**OBJECTIVE**
List all lines in the material below that contain "Annual".

**Chart and figure data**
┌────────
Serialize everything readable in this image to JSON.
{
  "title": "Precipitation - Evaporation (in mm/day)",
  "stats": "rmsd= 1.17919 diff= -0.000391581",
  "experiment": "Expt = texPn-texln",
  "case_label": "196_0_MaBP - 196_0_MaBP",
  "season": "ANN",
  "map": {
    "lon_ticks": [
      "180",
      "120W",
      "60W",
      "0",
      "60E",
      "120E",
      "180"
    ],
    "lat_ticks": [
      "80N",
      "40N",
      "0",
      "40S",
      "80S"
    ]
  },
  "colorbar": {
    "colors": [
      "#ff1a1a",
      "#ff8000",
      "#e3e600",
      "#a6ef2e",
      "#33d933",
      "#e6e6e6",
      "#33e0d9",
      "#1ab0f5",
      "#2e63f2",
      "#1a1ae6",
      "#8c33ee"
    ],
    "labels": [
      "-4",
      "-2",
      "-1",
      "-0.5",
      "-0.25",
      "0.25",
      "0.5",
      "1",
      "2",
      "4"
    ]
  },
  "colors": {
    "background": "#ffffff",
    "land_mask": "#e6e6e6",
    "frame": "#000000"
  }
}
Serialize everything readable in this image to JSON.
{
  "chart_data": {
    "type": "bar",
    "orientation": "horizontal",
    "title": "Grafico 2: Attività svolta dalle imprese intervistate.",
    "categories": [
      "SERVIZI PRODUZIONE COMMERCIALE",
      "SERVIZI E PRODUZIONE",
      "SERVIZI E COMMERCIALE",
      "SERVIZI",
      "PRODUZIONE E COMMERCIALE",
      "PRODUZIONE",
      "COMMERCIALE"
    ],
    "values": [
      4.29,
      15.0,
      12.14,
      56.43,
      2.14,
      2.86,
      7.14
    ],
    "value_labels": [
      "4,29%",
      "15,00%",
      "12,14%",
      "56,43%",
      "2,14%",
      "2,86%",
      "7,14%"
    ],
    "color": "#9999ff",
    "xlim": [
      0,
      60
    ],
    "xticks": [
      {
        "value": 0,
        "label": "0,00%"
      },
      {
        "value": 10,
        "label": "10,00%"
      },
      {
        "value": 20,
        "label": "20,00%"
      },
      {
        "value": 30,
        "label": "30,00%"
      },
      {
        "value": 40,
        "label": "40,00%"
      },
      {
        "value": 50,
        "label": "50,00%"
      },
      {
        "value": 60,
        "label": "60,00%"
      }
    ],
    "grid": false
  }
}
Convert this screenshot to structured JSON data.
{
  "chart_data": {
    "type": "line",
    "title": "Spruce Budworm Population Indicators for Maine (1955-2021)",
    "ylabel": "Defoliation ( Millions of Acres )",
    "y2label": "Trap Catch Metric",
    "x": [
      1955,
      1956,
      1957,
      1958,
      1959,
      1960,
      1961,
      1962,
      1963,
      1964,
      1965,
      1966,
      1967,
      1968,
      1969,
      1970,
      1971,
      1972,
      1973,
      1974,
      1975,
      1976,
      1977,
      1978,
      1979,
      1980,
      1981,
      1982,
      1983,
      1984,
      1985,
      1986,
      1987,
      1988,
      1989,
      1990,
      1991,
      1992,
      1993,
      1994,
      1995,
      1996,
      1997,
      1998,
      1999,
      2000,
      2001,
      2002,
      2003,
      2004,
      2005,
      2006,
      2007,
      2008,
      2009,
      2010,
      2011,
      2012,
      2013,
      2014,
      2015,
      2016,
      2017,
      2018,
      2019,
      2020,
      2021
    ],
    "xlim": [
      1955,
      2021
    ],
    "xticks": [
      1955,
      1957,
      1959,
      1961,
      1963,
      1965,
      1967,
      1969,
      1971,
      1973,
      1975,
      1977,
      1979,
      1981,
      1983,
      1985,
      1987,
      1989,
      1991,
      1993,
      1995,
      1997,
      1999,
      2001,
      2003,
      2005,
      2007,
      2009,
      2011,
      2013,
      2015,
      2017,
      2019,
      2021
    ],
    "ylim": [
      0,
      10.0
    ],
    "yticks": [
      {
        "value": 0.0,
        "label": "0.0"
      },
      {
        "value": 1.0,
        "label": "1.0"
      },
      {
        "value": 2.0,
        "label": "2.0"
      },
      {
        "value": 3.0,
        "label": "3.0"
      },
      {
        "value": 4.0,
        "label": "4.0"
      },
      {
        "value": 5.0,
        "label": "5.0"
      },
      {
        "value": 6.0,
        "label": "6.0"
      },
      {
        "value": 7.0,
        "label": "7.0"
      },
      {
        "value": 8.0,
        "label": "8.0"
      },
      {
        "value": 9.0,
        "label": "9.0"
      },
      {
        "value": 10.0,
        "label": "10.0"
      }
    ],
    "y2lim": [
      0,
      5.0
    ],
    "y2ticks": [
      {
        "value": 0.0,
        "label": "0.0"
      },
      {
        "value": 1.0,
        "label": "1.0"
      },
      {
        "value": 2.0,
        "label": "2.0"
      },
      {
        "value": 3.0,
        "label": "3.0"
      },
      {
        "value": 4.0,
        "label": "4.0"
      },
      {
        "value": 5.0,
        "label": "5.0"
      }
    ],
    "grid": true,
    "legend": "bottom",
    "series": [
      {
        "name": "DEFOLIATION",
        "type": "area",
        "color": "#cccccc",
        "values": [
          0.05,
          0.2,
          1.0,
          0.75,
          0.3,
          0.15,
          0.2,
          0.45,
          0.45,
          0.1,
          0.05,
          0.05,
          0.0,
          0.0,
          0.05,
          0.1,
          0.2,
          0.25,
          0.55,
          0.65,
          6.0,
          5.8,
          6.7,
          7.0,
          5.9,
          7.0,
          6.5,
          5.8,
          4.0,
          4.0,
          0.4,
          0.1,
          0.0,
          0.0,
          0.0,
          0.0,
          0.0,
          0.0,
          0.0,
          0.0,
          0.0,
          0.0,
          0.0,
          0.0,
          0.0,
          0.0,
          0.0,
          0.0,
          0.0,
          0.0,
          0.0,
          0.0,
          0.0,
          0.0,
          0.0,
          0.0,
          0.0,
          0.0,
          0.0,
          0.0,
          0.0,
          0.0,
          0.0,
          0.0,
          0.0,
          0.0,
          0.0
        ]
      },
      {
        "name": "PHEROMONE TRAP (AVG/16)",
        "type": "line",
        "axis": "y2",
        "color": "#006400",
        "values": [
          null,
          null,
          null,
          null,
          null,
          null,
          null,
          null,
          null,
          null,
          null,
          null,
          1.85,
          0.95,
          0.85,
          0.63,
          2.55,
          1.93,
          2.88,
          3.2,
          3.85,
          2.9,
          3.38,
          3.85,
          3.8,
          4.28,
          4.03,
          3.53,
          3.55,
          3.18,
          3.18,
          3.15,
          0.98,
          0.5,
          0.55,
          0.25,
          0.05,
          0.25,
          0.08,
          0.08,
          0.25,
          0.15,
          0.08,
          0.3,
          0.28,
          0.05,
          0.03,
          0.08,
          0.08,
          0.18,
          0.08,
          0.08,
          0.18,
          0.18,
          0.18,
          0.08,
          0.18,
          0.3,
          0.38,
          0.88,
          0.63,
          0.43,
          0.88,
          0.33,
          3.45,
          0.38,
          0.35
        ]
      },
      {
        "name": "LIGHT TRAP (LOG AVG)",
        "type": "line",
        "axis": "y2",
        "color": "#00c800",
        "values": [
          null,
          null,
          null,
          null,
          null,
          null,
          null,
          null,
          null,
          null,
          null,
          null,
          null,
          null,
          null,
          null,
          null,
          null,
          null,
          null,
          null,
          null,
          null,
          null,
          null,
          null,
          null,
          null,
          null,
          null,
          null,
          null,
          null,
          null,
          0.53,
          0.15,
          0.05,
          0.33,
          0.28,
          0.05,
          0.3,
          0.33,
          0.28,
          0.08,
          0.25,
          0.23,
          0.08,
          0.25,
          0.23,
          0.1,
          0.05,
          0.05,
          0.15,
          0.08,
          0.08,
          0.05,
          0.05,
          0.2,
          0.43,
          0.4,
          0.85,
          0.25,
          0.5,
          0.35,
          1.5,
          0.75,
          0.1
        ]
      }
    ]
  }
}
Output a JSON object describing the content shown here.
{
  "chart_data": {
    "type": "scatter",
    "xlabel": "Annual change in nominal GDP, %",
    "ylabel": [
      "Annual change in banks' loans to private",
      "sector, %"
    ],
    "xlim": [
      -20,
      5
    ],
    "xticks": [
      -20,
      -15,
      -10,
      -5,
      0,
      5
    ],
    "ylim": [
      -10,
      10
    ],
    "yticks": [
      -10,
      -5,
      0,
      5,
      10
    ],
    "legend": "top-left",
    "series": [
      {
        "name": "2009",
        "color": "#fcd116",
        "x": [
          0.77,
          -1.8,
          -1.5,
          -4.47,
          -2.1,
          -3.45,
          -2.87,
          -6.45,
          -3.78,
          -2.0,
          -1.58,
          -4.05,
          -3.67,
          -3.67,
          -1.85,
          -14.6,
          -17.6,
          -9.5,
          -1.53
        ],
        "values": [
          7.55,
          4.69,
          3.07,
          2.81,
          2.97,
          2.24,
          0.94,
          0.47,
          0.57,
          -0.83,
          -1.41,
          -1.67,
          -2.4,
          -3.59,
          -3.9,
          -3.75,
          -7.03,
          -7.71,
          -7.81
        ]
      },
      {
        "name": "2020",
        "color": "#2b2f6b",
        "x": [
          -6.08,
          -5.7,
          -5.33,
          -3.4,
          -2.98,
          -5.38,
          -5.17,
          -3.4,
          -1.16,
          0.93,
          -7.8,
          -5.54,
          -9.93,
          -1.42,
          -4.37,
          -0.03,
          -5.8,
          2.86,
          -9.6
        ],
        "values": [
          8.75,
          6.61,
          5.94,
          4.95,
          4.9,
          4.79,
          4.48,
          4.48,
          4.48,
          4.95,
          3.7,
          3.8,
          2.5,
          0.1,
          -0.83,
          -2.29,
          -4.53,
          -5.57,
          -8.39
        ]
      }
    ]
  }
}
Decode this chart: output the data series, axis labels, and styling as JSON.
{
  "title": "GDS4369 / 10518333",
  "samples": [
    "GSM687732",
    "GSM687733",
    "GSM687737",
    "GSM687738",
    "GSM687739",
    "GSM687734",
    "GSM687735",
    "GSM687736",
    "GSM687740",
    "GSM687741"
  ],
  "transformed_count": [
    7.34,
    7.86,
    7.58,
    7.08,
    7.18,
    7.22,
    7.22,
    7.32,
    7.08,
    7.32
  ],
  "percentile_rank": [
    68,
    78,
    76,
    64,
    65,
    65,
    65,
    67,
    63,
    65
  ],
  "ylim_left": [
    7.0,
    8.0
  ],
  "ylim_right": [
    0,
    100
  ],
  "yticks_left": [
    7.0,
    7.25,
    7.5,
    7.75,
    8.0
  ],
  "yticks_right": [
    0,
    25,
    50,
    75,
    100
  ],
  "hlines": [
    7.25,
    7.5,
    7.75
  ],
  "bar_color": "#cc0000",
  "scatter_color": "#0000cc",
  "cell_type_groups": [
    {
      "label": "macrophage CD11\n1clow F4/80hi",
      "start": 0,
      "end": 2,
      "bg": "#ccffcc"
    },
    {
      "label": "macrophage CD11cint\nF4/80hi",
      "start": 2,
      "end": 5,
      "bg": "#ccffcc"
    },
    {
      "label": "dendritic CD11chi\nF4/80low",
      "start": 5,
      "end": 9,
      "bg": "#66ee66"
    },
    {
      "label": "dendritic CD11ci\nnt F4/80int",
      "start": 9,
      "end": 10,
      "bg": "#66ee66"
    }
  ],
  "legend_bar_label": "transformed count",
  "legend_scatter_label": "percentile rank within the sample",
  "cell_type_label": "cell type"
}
└────────
**SOLUTION FOR THIS PROBLEM**
    "xlabel": "Annual change in nominal GDP, %",
      "Annual change in banks' loans to private",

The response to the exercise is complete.